Exercise objective:
For each line that holds "this", copy the line out.

Dataset items:

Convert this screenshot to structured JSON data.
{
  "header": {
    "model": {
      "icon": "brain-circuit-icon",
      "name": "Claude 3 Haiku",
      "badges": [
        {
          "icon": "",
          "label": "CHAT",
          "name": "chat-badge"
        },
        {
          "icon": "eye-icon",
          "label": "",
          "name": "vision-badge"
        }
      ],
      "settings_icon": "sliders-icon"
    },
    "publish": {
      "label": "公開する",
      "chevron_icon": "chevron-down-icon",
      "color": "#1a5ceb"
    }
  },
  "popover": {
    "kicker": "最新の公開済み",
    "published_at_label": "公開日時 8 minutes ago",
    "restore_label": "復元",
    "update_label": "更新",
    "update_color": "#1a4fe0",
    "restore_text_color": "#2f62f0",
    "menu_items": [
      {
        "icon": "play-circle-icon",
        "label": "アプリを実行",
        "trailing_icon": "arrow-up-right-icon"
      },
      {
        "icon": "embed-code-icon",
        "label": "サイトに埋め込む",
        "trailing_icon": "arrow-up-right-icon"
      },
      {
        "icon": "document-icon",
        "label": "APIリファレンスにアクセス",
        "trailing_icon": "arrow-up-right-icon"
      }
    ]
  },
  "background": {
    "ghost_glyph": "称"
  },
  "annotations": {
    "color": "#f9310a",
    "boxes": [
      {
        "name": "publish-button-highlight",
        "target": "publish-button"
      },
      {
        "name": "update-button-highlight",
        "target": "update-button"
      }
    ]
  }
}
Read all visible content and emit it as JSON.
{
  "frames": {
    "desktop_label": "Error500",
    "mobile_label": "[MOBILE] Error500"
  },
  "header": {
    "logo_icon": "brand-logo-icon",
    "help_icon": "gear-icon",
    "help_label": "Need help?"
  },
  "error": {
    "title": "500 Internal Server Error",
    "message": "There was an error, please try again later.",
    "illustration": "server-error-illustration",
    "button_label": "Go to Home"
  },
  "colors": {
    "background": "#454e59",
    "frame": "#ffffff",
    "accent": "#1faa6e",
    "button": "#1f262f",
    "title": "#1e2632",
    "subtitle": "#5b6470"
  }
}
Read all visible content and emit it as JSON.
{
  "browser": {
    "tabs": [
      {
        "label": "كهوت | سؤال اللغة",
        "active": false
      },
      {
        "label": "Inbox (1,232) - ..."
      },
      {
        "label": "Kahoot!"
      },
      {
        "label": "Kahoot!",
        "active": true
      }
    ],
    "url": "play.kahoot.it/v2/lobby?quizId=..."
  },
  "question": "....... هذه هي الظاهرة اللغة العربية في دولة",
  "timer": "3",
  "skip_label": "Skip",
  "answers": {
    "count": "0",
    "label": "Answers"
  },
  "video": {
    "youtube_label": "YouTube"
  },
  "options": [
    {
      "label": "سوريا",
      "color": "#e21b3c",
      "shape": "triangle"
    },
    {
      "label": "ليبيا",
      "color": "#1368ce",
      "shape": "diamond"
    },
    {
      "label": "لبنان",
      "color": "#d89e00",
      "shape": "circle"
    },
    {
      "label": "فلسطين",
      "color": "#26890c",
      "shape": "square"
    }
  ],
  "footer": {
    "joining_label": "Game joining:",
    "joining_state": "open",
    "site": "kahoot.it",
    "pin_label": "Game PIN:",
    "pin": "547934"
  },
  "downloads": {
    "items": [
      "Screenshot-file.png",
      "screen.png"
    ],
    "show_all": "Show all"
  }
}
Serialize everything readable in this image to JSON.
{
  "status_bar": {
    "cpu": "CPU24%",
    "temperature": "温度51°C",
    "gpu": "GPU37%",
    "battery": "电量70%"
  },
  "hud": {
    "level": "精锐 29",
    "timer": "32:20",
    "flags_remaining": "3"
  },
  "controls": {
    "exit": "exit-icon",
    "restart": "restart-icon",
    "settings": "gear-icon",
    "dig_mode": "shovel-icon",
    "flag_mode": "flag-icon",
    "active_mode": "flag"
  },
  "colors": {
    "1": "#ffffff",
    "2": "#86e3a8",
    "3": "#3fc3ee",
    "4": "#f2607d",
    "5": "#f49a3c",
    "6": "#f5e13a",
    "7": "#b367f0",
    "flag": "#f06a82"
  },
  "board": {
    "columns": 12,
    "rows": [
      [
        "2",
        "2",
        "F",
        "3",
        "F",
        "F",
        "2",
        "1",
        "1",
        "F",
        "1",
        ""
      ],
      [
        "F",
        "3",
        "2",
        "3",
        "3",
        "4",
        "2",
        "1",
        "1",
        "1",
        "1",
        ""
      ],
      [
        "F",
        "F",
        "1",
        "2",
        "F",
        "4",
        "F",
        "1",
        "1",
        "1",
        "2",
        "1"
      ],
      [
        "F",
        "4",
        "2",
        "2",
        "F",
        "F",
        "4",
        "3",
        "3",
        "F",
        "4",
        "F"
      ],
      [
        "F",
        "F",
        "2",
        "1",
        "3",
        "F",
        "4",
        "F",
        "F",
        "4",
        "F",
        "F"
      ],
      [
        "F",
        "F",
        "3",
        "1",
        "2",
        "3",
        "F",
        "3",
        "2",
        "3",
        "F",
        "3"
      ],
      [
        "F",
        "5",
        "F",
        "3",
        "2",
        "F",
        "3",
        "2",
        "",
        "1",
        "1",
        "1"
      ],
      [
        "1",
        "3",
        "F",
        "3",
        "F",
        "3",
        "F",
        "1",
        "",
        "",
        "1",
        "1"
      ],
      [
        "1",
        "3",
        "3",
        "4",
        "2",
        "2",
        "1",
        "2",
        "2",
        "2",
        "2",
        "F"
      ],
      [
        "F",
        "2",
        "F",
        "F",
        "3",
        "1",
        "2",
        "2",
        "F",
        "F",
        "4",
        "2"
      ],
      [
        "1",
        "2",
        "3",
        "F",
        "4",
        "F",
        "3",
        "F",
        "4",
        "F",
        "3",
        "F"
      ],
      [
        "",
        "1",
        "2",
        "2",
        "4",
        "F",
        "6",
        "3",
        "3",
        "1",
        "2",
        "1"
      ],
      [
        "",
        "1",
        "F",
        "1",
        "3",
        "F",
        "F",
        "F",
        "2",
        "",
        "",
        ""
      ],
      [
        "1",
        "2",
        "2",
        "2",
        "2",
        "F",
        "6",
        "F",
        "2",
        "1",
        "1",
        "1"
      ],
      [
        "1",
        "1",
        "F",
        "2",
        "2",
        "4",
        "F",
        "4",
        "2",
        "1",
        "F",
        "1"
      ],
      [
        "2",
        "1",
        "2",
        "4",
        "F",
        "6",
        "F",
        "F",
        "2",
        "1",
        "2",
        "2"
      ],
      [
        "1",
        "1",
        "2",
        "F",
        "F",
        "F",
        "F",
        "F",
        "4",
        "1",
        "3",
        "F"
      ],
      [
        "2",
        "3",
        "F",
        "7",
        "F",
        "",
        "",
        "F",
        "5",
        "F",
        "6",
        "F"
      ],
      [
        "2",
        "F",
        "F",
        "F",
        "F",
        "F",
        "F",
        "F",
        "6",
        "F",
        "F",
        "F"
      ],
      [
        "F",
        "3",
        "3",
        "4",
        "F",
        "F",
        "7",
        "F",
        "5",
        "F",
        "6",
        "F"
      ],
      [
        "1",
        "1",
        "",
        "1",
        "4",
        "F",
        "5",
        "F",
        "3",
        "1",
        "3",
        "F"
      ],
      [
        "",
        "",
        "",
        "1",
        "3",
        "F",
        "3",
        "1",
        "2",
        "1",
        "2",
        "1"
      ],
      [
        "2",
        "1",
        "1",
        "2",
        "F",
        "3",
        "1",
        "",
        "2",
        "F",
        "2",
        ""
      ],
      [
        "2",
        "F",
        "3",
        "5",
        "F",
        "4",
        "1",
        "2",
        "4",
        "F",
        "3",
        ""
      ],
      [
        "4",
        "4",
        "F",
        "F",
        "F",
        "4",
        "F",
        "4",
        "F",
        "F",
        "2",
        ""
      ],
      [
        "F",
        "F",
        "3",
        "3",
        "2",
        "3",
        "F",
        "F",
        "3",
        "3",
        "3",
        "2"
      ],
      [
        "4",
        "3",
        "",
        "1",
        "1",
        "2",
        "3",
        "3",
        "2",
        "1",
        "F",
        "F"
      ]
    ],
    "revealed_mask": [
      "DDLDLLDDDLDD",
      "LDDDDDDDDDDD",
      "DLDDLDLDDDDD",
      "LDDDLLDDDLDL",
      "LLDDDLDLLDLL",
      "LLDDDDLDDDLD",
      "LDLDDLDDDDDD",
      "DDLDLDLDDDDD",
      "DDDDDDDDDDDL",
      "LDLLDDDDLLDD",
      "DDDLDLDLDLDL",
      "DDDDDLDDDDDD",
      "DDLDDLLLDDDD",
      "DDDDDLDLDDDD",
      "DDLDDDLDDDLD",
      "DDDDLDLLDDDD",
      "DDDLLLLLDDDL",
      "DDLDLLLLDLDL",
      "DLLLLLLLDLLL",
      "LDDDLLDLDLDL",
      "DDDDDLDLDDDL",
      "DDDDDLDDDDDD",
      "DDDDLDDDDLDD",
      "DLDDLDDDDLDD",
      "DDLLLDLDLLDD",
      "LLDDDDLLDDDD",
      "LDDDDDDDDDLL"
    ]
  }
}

Exercise response:
Convert this screenshot to structured JSON data.
Serialize everything readable in this image to JSON.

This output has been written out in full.